The records should be written out in full, with nothing altered.

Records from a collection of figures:
'''

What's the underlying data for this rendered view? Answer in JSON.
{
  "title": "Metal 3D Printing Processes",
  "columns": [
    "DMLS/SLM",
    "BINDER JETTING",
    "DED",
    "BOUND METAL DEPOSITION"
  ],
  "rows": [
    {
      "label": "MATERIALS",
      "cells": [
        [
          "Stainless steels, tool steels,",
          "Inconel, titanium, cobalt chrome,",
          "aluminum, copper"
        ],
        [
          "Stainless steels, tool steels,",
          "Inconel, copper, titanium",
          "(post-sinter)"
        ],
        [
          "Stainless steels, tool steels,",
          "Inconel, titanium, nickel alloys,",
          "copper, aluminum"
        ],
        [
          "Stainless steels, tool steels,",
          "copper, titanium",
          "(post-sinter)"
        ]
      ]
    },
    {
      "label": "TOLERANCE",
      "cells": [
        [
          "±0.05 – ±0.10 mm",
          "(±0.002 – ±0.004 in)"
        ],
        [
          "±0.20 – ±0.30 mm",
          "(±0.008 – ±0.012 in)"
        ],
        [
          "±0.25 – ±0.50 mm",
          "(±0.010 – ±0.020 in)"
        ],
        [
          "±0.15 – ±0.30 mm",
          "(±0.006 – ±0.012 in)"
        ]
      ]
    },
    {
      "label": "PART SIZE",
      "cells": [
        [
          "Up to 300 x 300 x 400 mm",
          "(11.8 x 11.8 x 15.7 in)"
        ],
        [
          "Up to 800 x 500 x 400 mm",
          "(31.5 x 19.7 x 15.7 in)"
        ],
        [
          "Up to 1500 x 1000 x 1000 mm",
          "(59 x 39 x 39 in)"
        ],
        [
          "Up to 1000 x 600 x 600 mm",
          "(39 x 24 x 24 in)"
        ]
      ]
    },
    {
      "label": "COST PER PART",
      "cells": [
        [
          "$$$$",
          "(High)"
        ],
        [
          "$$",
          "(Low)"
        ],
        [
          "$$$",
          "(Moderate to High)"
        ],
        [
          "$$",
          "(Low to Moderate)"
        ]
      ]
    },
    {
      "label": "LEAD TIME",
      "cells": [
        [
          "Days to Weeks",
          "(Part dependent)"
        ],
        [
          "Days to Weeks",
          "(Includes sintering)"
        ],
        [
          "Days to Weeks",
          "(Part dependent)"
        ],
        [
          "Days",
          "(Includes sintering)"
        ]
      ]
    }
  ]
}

'''

* [TASK RESULT]:
What's the underlying data for this rendered view? Answer in JSON.
{
  "title": "Metal 3D Printing Processes",
  "columns": [
    "DMLS/SLM",
    "BINDER JETTING",
    "DED",
    "BOUND METAL DEPOSITION"
  ],
  "rows": [
    {
      "label": "MATERIALS",
      "cells": [
        [
          "Stainless steels, tool steels,",
          "Inconel, titanium, cobalt chrome,",
          "aluminum, copper"
        ],
        [
          "Stainless steels, tool steels,",
          "Inconel, copper, titanium",
          "(post-sinter)"
        ],
        [
          "Stainless steels, tool steels,",
          "Inconel, titanium, nickel alloys,",
          "copper, aluminum"
        ],
        [
          "Stainless steels, tool steels,",
          "copper, titanium",
          "(post-sinter)"
        ]
      ]
    },
    {
      "label": "TOLERANCE",
      "cells": [
        [
          "±0.05 – ±0.10 mm",
          "(±0.002 – ±0.004 in)"
        ],
        [
          "±0.20 – ±0.30 mm",
          "(±0.008 – ±0.012 in)"
        ],
        [
          "±0.25 – ±0.50 mm",
          "(±0.010 – ±0.020 in)"
        ],
        [
          "±0.15 – ±0.30 mm",
          "(±0.006 – ±0.012 in)"
        ]
      ]
    },
    {
      "label": "PART SIZE",
      "cells": [
        [
          "Up to 300 x 300 x 400 mm",
          "(11.8 x 11.8 x 15.7 in)"
        ],
        [
          "Up to 800 x 500 x 400 mm",
          "(31.5 x 19.7 x 15.7 in)"
        ],
        [
          "Up to 1500 x 1000 x 1000 mm",
          "(59 x 39 x 39 in)"
        ],
        [
          "Up to 1000 x 600 x 600 mm",
          "(39 x 24 x 24 in)"
        ]
      ]
    },
    {
      "label": "COST PER PART",
      "cells": [
        [
          "$$$$",
          "(High)"
        ],
        [
          "$$",
          "(Low)"
        ],
        [
          "$$$",
          "(Moderate to High)"
        ],
        [
          "$$",
          "(Low to Moderate)"
        ]
      ]
    },
    {
      "label": "LEAD TIME",
      "cells": [
        [
          "Days to Weeks",
          "(Part dependent)"
        ],
        [
          "Days to Weeks",
          "(Includes sintering)"
        ],
        [
          "Days to Weeks",
          "(Part dependent)"
        ],
        [
          "Days",
          "(Includes sintering)"
        ]
      ]
    }
  ]
}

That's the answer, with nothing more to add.